EXERCISE: From the entries that follow, pick out all lines holding "this".

##### EXTRACTED RECORDS #####

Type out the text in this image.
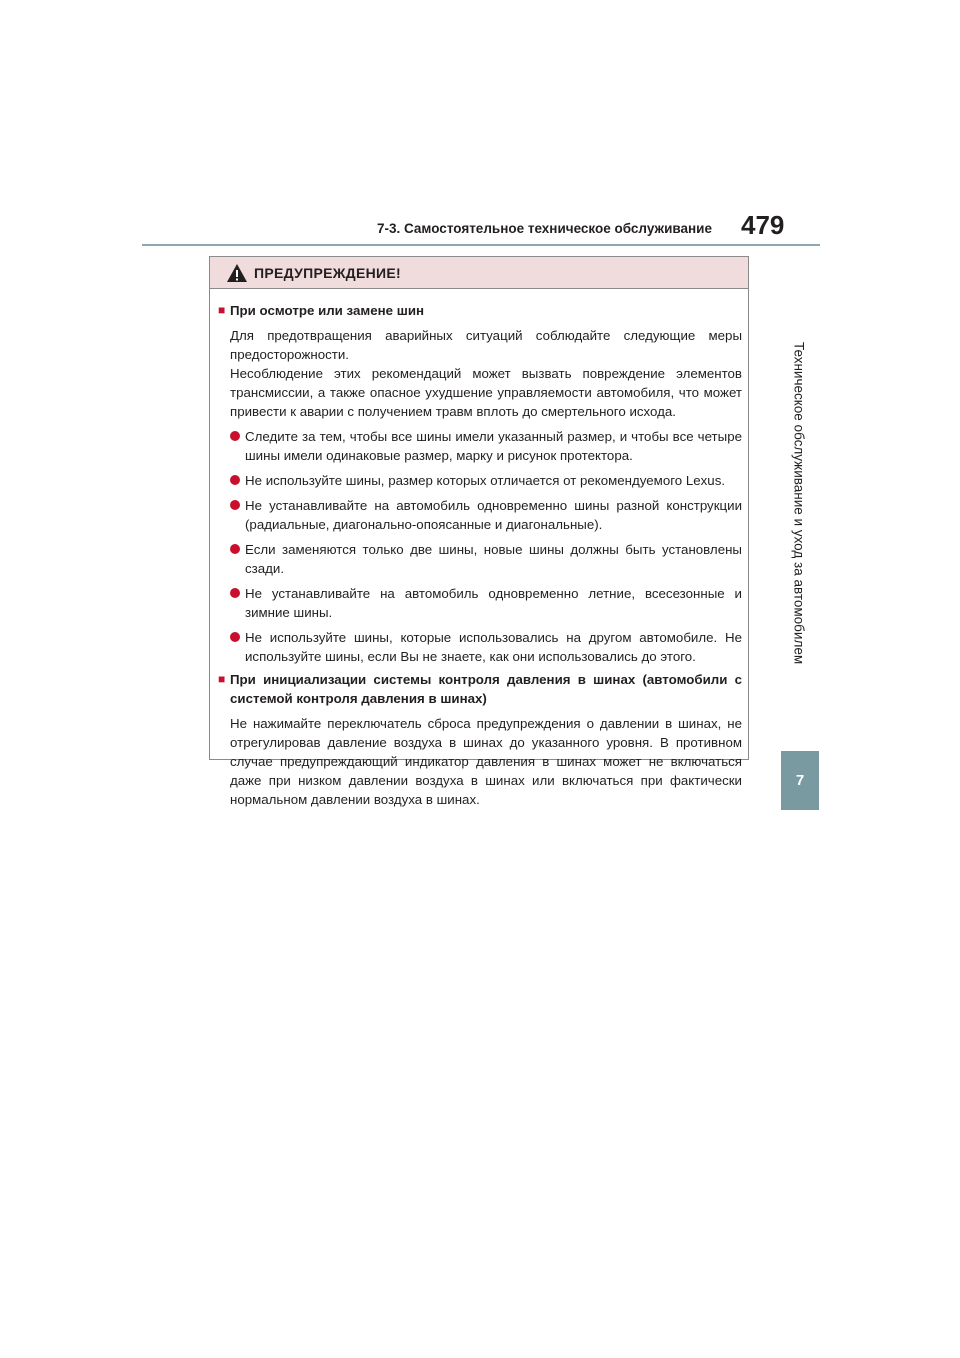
7-3. Самостоятельное техническое обслуживание 479
Техническое обслуживание и уход за автомобилем
7
ПРЕДУПРЕЖДЕНИЕ!
■ При осмотре или замене шин
Для предотвращения аварийных ситуаций соблюдайте следующие меры предосторожности.
Несоблюдение этих рекомендаций может вызвать повреждение элементов трансмиссии, а также опасное ухудшение управляемости автомобиля, что может привести к аварии с получением травм вплоть до смертельного исхода.
Следите за тем, чтобы все шины имели указанный размер, и чтобы все четыре шины имели одинаковые размер, марку и рисунок протектора.
Не используйте шины, размер которых отличается от рекомендуемого Lexus.
Не устанавливайте на автомобиль одновременно шины разной конструкции (радиальные, диагонально-опоясанные и диагональные).
Если заменяются только две шины, новые шины должны быть установлены сзади.
Не устанавливайте на автомобиль одновременно летние, всесезонные и зимние шины.
Не используйте шины, которые использовались на другом автомобиле. Не используйте шины, если Вы не знаете, как они использовались до этого.
■ При инициализации системы контроля давления в шинах (автомобили с системой контроля давления в шинах)
Не нажимайте переключатель сброса предупреждения о давлении в шинах, не отрегулировав давление воздуха в шинах до указанного уровня. В противном случае предупреждающий индикатор давления в шинах может не включаться даже при низком давлении воздуха в шинах или включаться при фактически нормальном давлении воздуха в шинах.
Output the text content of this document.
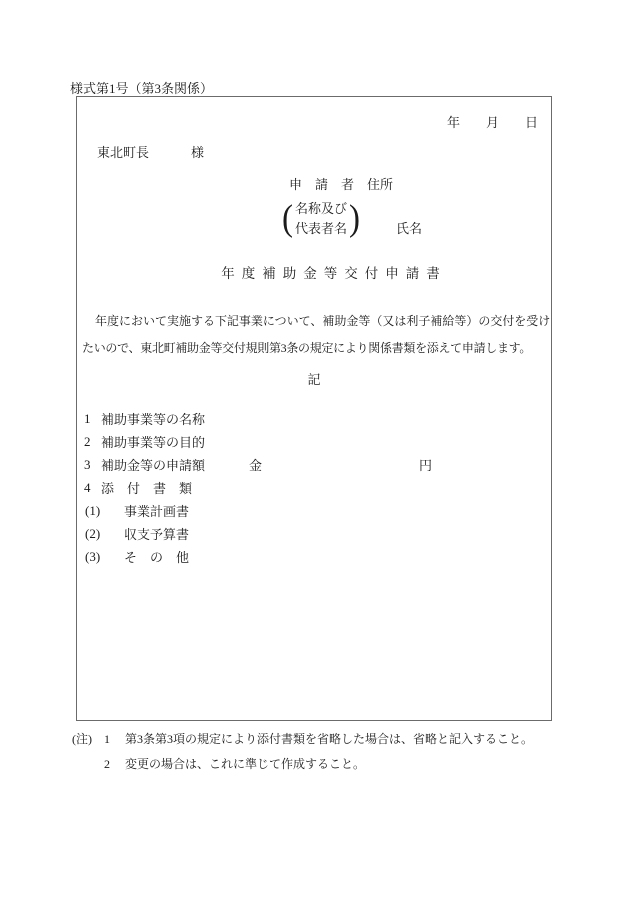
様式第1号（第3条関係）
年　　月　　日
東北町長	様
申　請　者　住所
( 名称及び
代表者名 )	氏名
年度補助金等交付申請書
年度において実施する下記事業について、補助金等（又は利子補給等）の交付を受けたいので、東北町補助金等交付規則第3条の規定により関係書類を添えて申請します。
記
1 補助事業等の名称
2 補助事業等の目的
3 補助金等の申請額	金	円
4 添　付　書　類
(1)	事業計画書
(2)	収支予算書
(3)	そ　の　他
(注)	1	第3条第3項の規定により添付書類を省略した場合は、省略と記入すること。
2	変更の場合は、これに準じて作成すること。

#####

ANSWER FOR THE TASK:
Type out the text in this image.
Output the text content of this document.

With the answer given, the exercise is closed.